DATA EXTRACT:

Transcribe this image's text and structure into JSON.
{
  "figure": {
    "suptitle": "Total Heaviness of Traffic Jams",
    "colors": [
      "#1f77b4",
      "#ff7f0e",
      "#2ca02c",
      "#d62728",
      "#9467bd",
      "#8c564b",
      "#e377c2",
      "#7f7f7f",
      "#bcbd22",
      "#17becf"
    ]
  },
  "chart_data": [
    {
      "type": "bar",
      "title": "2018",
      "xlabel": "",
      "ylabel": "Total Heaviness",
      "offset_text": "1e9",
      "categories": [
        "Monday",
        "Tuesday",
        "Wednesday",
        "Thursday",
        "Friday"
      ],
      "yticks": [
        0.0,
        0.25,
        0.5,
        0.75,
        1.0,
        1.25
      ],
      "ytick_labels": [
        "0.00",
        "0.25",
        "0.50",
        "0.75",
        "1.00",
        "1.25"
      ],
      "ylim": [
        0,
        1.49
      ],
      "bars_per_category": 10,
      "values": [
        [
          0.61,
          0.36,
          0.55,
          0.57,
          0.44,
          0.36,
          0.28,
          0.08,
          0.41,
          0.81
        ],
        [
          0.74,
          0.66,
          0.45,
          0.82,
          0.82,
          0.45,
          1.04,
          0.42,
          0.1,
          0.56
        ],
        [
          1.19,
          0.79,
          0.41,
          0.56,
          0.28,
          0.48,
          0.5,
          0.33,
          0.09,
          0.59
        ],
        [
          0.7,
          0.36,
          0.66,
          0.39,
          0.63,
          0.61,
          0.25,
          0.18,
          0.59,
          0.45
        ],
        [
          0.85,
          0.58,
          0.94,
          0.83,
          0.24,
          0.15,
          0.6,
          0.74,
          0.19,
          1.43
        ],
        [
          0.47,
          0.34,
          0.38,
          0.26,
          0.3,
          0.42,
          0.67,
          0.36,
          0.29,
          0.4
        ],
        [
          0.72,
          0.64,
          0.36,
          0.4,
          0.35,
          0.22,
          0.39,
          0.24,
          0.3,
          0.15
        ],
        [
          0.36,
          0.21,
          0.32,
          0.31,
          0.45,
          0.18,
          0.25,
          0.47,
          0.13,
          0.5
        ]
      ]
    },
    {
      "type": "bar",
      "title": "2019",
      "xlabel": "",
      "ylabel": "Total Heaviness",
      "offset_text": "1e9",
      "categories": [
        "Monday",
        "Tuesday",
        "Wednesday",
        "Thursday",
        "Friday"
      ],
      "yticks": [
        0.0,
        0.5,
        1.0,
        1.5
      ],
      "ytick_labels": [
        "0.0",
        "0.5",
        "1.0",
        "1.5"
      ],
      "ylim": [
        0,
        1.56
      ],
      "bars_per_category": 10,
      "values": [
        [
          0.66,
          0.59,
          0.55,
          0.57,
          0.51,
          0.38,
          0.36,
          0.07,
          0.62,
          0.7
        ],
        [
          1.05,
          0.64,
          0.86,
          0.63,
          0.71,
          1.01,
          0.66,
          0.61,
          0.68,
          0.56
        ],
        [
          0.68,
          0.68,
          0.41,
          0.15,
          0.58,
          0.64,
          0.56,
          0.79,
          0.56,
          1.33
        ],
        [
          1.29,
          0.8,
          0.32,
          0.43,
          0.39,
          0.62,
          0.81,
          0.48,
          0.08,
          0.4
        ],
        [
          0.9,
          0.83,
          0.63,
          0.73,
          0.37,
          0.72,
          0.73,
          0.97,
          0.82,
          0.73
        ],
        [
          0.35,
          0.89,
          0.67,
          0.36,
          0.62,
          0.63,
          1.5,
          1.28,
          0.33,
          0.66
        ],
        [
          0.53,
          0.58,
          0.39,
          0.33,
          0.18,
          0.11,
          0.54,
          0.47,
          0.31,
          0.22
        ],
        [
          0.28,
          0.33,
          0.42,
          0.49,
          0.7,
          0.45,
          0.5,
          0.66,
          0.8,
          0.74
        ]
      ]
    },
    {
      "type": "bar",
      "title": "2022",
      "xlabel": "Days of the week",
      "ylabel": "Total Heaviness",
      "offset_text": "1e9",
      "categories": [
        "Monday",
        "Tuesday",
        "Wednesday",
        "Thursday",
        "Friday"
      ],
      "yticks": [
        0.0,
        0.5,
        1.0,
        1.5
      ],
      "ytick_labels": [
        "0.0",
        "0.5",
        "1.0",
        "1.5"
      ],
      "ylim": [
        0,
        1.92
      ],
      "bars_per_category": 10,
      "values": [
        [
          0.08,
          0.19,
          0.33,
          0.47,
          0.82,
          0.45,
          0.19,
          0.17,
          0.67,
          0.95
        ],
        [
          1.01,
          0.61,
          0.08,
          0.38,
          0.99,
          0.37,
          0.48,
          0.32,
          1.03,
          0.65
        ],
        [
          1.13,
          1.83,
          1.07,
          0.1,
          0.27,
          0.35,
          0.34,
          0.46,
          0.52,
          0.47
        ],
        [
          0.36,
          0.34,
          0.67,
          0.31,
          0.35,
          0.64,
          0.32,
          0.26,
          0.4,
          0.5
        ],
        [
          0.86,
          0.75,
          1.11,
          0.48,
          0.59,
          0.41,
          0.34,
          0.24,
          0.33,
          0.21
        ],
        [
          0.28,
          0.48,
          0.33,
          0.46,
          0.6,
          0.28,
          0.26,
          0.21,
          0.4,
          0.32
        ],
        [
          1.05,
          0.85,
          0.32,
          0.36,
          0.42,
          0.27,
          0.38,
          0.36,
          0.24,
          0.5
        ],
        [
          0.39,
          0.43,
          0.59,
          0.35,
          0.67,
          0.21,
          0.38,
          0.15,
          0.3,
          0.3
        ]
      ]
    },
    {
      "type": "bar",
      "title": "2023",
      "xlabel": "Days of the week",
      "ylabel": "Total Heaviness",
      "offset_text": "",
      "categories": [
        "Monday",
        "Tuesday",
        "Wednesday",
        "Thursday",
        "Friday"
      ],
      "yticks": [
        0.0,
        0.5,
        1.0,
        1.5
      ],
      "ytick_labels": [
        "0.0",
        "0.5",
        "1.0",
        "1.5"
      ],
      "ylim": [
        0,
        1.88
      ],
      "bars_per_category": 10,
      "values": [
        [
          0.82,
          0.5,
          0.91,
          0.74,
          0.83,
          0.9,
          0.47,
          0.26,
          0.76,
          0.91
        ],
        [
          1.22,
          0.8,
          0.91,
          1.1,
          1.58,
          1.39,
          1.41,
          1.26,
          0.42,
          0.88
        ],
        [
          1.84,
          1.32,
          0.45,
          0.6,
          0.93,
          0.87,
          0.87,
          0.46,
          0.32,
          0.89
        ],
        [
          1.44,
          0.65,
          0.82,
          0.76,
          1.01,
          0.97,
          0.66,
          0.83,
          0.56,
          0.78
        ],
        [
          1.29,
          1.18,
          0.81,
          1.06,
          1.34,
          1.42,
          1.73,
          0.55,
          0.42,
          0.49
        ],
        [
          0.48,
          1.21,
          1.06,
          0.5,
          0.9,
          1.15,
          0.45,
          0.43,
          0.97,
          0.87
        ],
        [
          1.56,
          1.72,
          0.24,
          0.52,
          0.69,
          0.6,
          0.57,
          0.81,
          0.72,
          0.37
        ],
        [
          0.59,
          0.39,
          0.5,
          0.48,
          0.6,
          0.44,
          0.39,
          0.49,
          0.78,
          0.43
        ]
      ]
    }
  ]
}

==

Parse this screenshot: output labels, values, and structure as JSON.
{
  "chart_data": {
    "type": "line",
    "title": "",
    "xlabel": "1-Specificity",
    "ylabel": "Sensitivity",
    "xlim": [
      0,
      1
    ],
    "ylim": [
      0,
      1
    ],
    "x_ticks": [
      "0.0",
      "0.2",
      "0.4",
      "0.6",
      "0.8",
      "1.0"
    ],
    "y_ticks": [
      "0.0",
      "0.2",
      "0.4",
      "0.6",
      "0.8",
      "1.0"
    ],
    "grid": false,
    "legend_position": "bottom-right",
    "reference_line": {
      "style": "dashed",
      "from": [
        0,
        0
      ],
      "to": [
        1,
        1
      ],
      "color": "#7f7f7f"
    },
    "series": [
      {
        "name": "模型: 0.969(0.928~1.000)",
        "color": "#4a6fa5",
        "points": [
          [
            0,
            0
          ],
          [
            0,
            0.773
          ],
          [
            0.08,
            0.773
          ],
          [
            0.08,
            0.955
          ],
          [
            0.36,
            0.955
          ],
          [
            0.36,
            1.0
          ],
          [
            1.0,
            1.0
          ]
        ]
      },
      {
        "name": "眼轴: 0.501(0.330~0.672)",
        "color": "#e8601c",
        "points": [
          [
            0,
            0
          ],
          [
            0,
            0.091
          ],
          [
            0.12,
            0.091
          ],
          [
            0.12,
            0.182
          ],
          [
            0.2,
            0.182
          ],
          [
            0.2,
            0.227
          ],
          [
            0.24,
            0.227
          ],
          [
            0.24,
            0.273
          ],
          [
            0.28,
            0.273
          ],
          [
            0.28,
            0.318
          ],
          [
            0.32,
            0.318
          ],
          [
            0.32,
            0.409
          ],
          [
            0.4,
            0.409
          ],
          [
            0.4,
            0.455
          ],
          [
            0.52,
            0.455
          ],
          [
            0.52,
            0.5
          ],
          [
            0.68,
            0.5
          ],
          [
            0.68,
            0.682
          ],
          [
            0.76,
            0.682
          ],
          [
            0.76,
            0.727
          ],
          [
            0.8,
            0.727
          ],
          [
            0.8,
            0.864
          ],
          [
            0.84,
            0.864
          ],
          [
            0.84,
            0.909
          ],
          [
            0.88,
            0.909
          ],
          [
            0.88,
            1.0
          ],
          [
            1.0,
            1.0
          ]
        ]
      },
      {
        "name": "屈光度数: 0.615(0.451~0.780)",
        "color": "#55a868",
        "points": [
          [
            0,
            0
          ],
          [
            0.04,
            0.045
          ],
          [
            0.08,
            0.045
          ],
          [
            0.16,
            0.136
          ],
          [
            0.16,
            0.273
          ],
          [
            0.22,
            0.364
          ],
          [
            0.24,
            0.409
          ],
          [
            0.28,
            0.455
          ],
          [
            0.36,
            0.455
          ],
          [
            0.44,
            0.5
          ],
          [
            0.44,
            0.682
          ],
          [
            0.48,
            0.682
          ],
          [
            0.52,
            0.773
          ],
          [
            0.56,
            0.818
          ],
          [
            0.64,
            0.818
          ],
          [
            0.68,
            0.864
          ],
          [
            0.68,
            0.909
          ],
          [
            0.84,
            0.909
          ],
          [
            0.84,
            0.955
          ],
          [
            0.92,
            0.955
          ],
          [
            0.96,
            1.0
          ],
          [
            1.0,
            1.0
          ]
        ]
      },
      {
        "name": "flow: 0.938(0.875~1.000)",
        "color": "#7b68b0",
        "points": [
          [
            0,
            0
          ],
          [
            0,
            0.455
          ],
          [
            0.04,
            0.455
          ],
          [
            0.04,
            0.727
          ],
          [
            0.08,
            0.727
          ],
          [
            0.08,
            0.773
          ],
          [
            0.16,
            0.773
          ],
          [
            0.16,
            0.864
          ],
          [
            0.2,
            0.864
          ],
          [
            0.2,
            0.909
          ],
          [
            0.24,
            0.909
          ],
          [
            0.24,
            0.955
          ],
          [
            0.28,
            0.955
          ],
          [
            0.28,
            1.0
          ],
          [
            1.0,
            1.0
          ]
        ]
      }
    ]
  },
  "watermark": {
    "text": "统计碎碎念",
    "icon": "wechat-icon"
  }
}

WHAT TO WORK ON:
Return each line where "JSON" shows up.

ANSWER TO THIS TASK:
Transcribe this image's text and structure into JSON.
Parse this screenshot: output labels, values, and structure as JSON.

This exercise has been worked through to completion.